**** RECORDS TO PROCESS ****

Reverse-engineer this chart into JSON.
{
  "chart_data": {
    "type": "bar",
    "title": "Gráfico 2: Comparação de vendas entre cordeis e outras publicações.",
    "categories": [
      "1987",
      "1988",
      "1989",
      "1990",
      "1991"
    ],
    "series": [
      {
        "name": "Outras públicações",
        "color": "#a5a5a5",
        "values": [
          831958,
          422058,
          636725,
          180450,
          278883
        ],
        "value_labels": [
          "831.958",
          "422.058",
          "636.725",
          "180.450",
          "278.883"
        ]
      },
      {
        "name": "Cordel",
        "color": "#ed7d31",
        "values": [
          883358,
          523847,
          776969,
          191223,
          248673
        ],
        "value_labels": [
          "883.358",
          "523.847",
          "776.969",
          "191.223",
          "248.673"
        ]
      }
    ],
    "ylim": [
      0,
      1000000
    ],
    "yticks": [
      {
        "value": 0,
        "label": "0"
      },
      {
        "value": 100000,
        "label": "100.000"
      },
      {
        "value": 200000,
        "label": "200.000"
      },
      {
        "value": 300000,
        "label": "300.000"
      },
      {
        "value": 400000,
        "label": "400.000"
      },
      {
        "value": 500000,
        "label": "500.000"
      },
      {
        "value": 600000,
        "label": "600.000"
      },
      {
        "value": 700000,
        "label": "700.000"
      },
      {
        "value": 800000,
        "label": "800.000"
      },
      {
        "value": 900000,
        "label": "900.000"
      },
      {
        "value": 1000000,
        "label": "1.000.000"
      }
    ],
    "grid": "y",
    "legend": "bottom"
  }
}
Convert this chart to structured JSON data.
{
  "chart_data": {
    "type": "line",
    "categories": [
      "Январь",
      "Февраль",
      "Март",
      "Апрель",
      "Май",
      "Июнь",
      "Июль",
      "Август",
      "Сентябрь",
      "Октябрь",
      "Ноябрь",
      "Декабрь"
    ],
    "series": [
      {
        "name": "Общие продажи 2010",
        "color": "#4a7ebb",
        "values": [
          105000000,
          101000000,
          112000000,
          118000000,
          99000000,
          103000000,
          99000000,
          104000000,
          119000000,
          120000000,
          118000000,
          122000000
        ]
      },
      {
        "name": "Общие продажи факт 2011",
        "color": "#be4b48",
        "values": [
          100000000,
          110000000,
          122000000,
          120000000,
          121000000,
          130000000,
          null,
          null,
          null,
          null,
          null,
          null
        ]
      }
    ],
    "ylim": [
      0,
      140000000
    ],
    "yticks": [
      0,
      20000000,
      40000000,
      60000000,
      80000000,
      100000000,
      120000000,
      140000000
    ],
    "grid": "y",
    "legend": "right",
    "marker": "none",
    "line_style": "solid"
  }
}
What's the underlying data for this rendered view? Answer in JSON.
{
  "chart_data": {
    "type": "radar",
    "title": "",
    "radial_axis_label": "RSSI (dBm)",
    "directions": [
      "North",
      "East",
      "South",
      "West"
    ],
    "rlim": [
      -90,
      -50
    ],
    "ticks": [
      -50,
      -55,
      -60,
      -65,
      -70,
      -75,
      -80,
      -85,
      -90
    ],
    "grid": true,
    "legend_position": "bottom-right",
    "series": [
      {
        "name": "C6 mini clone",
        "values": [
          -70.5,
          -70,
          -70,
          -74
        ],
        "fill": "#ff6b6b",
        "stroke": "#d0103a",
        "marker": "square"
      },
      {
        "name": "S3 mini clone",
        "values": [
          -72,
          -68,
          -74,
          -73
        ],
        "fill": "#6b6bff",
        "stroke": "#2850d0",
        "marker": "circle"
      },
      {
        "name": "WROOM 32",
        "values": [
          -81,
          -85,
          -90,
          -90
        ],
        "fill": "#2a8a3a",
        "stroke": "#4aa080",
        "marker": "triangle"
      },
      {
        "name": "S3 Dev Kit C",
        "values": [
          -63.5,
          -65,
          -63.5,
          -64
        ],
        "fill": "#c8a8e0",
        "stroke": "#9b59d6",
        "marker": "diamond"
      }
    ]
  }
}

****

TASK TO CARRY OUT:
In the records above, locate each line with the word "mini". Copy all such lines.

SOLUTION:
        "name": "C6 mini clone",
        "name": "S3 mini clone",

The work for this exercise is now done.